▶ [The request] Each entry must be given again exactly; images do not belong in the copy.

⟨

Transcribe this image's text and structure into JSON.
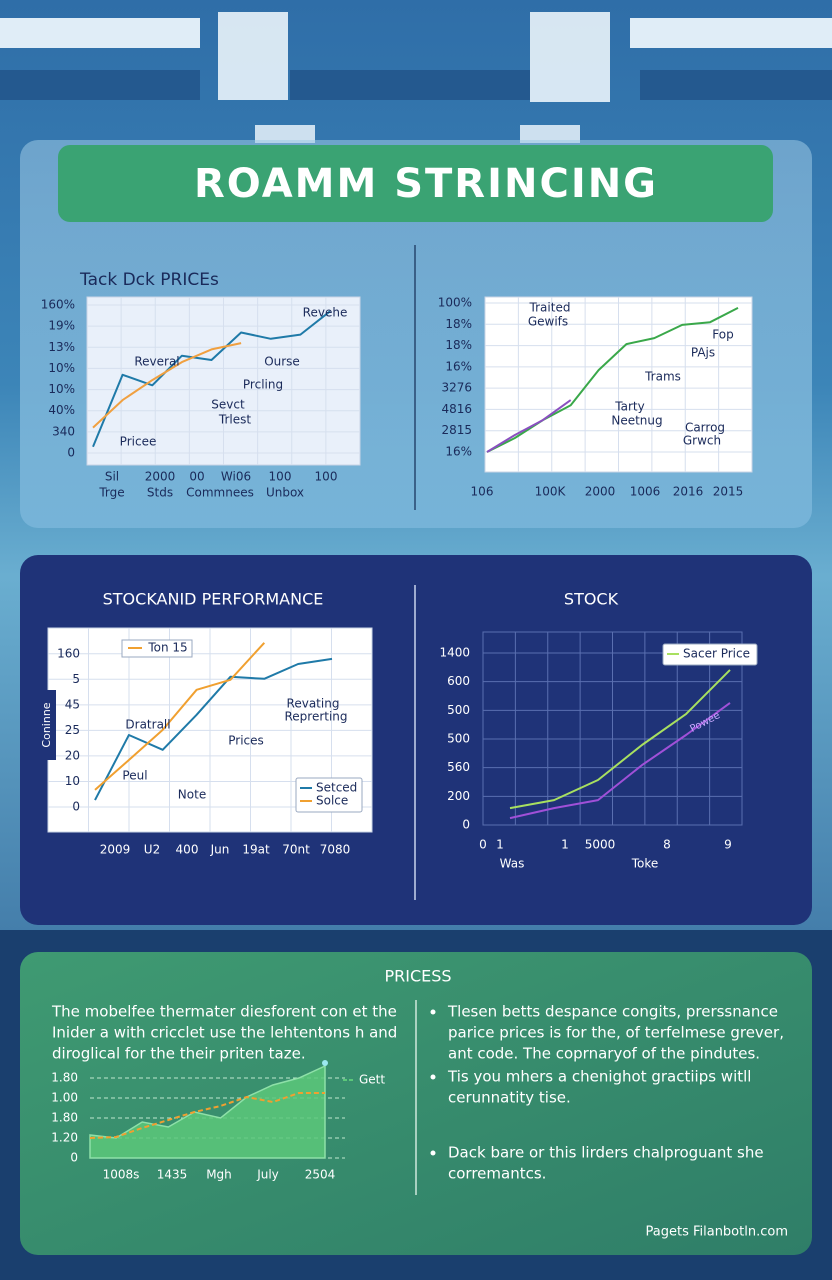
{
  "title": "ROAMM STRINCING",
  "sections": {
    "middle_left": "STOCKANID PERFORMANCE",
    "middle_right": "STOCK",
    "bottom": "PRICESS"
  },
  "paragraph": [
    "The mobelfee thermater diesforent con et the",
    "Inider a with cricclet use the lehtentons h and",
    "diroglical for the their priten taze."
  ],
  "bullets": [
    [
      "Tlesen betts despance congits, prerssnance",
      "parice prices is for the, of terfelmese grever,",
      "ant code. The coprnaryof of the pindutes."
    ],
    [
      "Tis you mhers a chenighot gractiips witll",
      "cerunnatity tise."
    ],
    [
      "Dack bare or this lirders chalproguant she",
      "corremantcs."
    ]
  ],
  "footer": "Pagets Filanbotln.com",
  "chart_data": [
    {
      "type": "line",
      "title": "Tack Dck PRICEs",
      "ylim": [
        0,
        7
      ],
      "yticks": [
        {
          "value": 0,
          "label": "0"
        },
        {
          "value": 1,
          "label": "340"
        },
        {
          "value": 2,
          "label": "40%"
        },
        {
          "value": 3,
          "label": "10%"
        },
        {
          "value": 4,
          "label": "10%"
        },
        {
          "value": 5,
          "label": "13%"
        },
        {
          "value": 6,
          "label": "19%"
        },
        {
          "value": 7,
          "label": "160%"
        }
      ],
      "x_labels": [
        "Sil",
        "2000",
        "00",
        "Wi06",
        "100",
        "100"
      ],
      "x_labels_2": [
        "Trge",
        "Stds",
        "Commnees",
        "Unbox"
      ],
      "annotations": [
        "Revehe",
        "Reveral",
        "Ourse",
        "Prcling",
        "Sevct",
        "Trlest",
        "Pricee"
      ],
      "series": [
        {
          "color": "#1f7aa8",
          "values": [
            0.3,
            3.7,
            3.2,
            4.6,
            4.4,
            5.7,
            5.4,
            5.6,
            6.7
          ]
        },
        {
          "color": "#f0a040",
          "values": [
            1.2,
            2.5,
            3.45,
            4.3,
            4.9,
            5.2,
            null,
            null,
            null
          ]
        }
      ],
      "grid": true
    },
    {
      "type": "line",
      "ylim": [
        0,
        7
      ],
      "yticks": [
        {
          "value": 0,
          "label": "16%"
        },
        {
          "value": 1,
          "label": "2815"
        },
        {
          "value": 2,
          "label": "4816"
        },
        {
          "value": 3,
          "label": "3276"
        },
        {
          "value": 4,
          "label": "16%"
        },
        {
          "value": 5,
          "label": "18%"
        },
        {
          "value": 6,
          "label": "18%"
        },
        {
          "value": 7,
          "label": "100%"
        }
      ],
      "x_labels": [
        "106",
        "100K",
        "2000",
        "1006",
        "2016",
        "2015"
      ],
      "annotations": [
        "Traited",
        "Gewifs",
        "Fop",
        "PAjs",
        "Trams",
        "Tarty",
        "Neetnug",
        "Carrog",
        "Grwch"
      ],
      "series": [
        {
          "color": "#3aa84a",
          "values": [
            0,
            0.66,
            1.5,
            2.2,
            3.85,
            5.07,
            5.35,
            5.97,
            6.1,
            6.77
          ]
        },
        {
          "color": "#8a4fc0",
          "values": [
            0,
            0.8,
            1.5,
            2.44,
            null,
            null,
            null,
            null,
            null,
            null
          ]
        }
      ],
      "grid": true
    },
    {
      "type": "line",
      "ylabel": "Coninne",
      "ylim": [
        0,
        6.5
      ],
      "yticks": [
        {
          "value": 0,
          "label": "0"
        },
        {
          "value": 1,
          "label": "10"
        },
        {
          "value": 2,
          "label": "20"
        },
        {
          "value": 3,
          "label": "25"
        },
        {
          "value": 4,
          "label": "45"
        },
        {
          "value": 5,
          "label": "5"
        },
        {
          "value": 6,
          "label": "160"
        }
      ],
      "x_labels": [
        "2009",
        "U2",
        "400",
        "Jun",
        "19at",
        "70nt",
        "7080"
      ],
      "annotations": [
        "Ton 15",
        "Dratrall",
        "Revating",
        "Reprerting",
        "Prices",
        "Peul",
        "Note"
      ],
      "series": [
        {
          "name": "Setced",
          "color": "#1f7aa8",
          "values": [
            0.27,
            2.82,
            2.24,
            3.61,
            5.1,
            5.02,
            5.6,
            5.8
          ]
        },
        {
          "name": "Solce",
          "color": "#f0a030",
          "values": [
            0.67,
            1.84,
            3.02,
            4.59,
            4.98,
            6.43,
            null,
            null
          ]
        }
      ],
      "grid": true
    },
    {
      "type": "line",
      "ylim": [
        0,
        6
      ],
      "yticks": [
        {
          "value": 0,
          "label": "0"
        },
        {
          "value": 1,
          "label": "200"
        },
        {
          "value": 2,
          "label": "560"
        },
        {
          "value": 3,
          "label": "500"
        },
        {
          "value": 4,
          "label": "500"
        },
        {
          "value": 5,
          "label": "600"
        },
        {
          "value": 6,
          "label": "1400"
        }
      ],
      "x_labels": [
        "0",
        "1",
        "1",
        "5000",
        "8",
        "9"
      ],
      "x_labels_2": [
        "Was",
        "Toke"
      ],
      "annotations": [
        "Powee"
      ],
      "series": [
        {
          "name": "Sacer Price",
          "color": "#a8e060",
          "values": [
            0.59,
            0.87,
            1.57,
            2.79,
            3.87,
            5.41
          ]
        },
        {
          "color": "#a050d8",
          "values": [
            0.24,
            0.59,
            0.87,
            2.09,
            3.14,
            4.26
          ]
        }
      ],
      "grid": true
    },
    {
      "type": "area",
      "ylim": [
        0,
        4.7
      ],
      "yticks": [
        {
          "value": 0,
          "label": "0"
        },
        {
          "value": 1,
          "label": "1.20"
        },
        {
          "value": 2,
          "label": "1.80"
        },
        {
          "value": 3,
          "label": "1.00"
        },
        {
          "value": 4,
          "label": "1.80"
        }
      ],
      "x_labels": [
        "1008s",
        "1435",
        "Mgh",
        "July",
        "2504"
      ],
      "series": [
        {
          "name": "Gett",
          "color": "#5cc87a",
          "values": [
            1.15,
            1.0,
            1.8,
            1.55,
            2.3,
            2.0,
            3.05,
            3.65,
            4.0,
            4.6
          ]
        },
        {
          "color": "#f0a030",
          "style": "dashed",
          "values": [
            1.0,
            1.05,
            1.5,
            1.9,
            2.3,
            2.6,
            3.05,
            2.8,
            3.25,
            3.25
          ]
        }
      ],
      "grid": true
    }
  ]
}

⟩

▶ [Task answer]
Transcribe this image's text and structure into JSON.
{
  "title": "ROAMM STRINCING",
  "sections": {
    "middle_left": "STOCKANID PERFORMANCE",
    "middle_right": "STOCK",
    "bottom": "PRICESS"
  },
  "paragraph": [
    "The mobelfee thermater diesforent con et the",
    "Inider a with cricclet use the lehtentons h and",
    "diroglical for the their priten taze."
  ],
  "bullets": [
    [
      "Tlesen betts despance congits, prerssnance",
      "parice prices is for the, of terfelmese grever,",
      "ant code. The coprnaryof of the pindutes."
    ],
    [
      "Tis you mhers a chenighot gractiips witll",
      "cerunnatity tise."
    ],
    [
      "Dack bare or this lirders chalproguant she",
      "corremantcs."
    ]
  ],
  "footer": "Pagets Filanbotln.com",
  "chart_data": [
    {
      "type": "line",
      "title": "Tack Dck PRICEs",
      "ylim": [
        0,
        7
      ],
      "yticks": [
        {
          "value": 0,
          "label": "0"
        },
        {
          "value": 1,
          "label": "340"
        },
        {
          "value": 2,
          "label": "40%"
        },
        {
          "value": 3,
          "label": "10%"
        },
        {
          "value": 4,
          "label": "10%"
        },
        {
          "value": 5,
          "label": "13%"
        },
        {
          "value": 6,
          "label": "19%"
        },
        {
          "value": 7,
          "label": "160%"
        }
      ],
      "x_labels": [
        "Sil",
        "2000",
        "00",
        "Wi06",
        "100",
        "100"
      ],
      "x_labels_2": [
        "Trge",
        "Stds",
        "Commnees",
        "Unbox"
      ],
      "annotations": [
        "Revehe",
        "Reveral",
        "Ourse",
        "Prcling",
        "Sevct",
        "Trlest",
        "Pricee"
      ],
      "series": [
        {
          "color": "#1f7aa8",
          "values": [
            0.3,
            3.7,
            3.2,
            4.6,
            4.4,
            5.7,
            5.4,
            5.6,
            6.7
          ]
        },
        {
          "color": "#f0a040",
          "values": [
            1.2,
            2.5,
            3.45,
            4.3,
            4.9,
            5.2,
            null,
            null,
            null
          ]
        }
      ],
      "grid": true
    },
    {
      "type": "line",
      "ylim": [
        0,
        7
      ],
      "yticks": [
        {
          "value": 0,
          "label": "16%"
        },
        {
          "value": 1,
          "label": "2815"
        },
        {
          "value": 2,
          "label": "4816"
        },
        {
          "value": 3,
          "label": "3276"
        },
        {
          "value": 4,
          "label": "16%"
        },
        {
          "value": 5,
          "label": "18%"
        },
        {
          "value": 6,
          "label": "18%"
        },
        {
          "value": 7,
          "label": "100%"
        }
      ],
      "x_labels": [
        "106",
        "100K",
        "2000",
        "1006",
        "2016",
        "2015"
      ],
      "annotations": [
        "Traited",
        "Gewifs",
        "Fop",
        "PAjs",
        "Trams",
        "Tarty",
        "Neetnug",
        "Carrog",
        "Grwch"
      ],
      "series": [
        {
          "color": "#3aa84a",
          "values": [
            0,
            0.66,
            1.5,
            2.2,
            3.85,
            5.07,
            5.35,
            5.97,
            6.1,
            6.77
          ]
        },
        {
          "color": "#8a4fc0",
          "values": [
            0,
            0.8,
            1.5,
            2.44,
            null,
            null,
            null,
            null,
            null,
            null
          ]
        }
      ],
      "grid": true
    },
    {
      "type": "line",
      "ylabel": "Coninne",
      "ylim": [
        0,
        6.5
      ],
      "yticks": [
        {
          "value": 0,
          "label": "0"
        },
        {
          "value": 1,
          "label": "10"
        },
        {
          "value": 2,
          "label": "20"
        },
        {
          "value": 3,
          "label": "25"
        },
        {
          "value": 4,
          "label": "45"
        },
        {
          "value": 5,
          "label": "5"
        },
        {
          "value": 6,
          "label": "160"
        }
      ],
      "x_labels": [
        "2009",
        "U2",
        "400",
        "Jun",
        "19at",
        "70nt",
        "7080"
      ],
      "annotations": [
        "Ton 15",
        "Dratrall",
        "Revating",
        "Reprerting",
        "Prices",
        "Peul",
        "Note"
      ],
      "series": [
        {
          "name": "Setced",
          "color": "#1f7aa8",
          "values": [
            0.27,
            2.82,
            2.24,
            3.61,
            5.1,
            5.02,
            5.6,
            5.8
          ]
        },
        {
          "name": "Solce",
          "color": "#f0a030",
          "values": [
            0.67,
            1.84,
            3.02,
            4.59,
            4.98,
            6.43,
            null,
            null
          ]
        }
      ],
      "grid": true
    },
    {
      "type": "line",
      "ylim": [
        0,
        6
      ],
      "yticks": [
        {
          "value": 0,
          "label": "0"
        },
        {
          "value": 1,
          "label": "200"
        },
        {
          "value": 2,
          "label": "560"
        },
        {
          "value": 3,
          "label": "500"
        },
        {
          "value": 4,
          "label": "500"
        },
        {
          "value": 5,
          "label": "600"
        },
        {
          "value": 6,
          "label": "1400"
        }
      ],
      "x_labels": [
        "0",
        "1",
        "1",
        "5000",
        "8",
        "9"
      ],
      "x_labels_2": [
        "Was",
        "Toke"
      ],
      "annotations": [
        "Powee"
      ],
      "series": [
        {
          "name": "Sacer Price",
          "color": "#a8e060",
          "values": [
            0.59,
            0.87,
            1.57,
            2.79,
            3.87,
            5.41
          ]
        },
        {
          "color": "#a050d8",
          "values": [
            0.24,
            0.59,
            0.87,
            2.09,
            3.14,
            4.26
          ]
        }
      ],
      "grid": true
    },
    {
      "type": "area",
      "ylim": [
        0,
        4.7
      ],
      "yticks": [
        {
          "value": 0,
          "label": "0"
        },
        {
          "value": 1,
          "label": "1.20"
        },
        {
          "value": 2,
          "label": "1.80"
        },
        {
          "value": 3,
          "label": "1.00"
        },
        {
          "value": 4,
          "label": "1.80"
        }
      ],
      "x_labels": [
        "1008s",
        "1435",
        "Mgh",
        "July",
        "2504"
      ],
      "series": [
        {
          "name": "Gett",
          "color": "#5cc87a",
          "values": [
            1.15,
            1.0,
            1.8,
            1.55,
            2.3,
            2.0,
            3.05,
            3.65,
            4.0,
            4.6
          ]
        },
        {
          "color": "#f0a030",
          "style": "dashed",
          "values": [
            1.0,
            1.05,
            1.5,
            1.9,
            2.3,
            2.6,
            3.05,
            2.8,
            3.25,
            3.25
          ]
        }
      ],
      "grid": true
    }
  ]
}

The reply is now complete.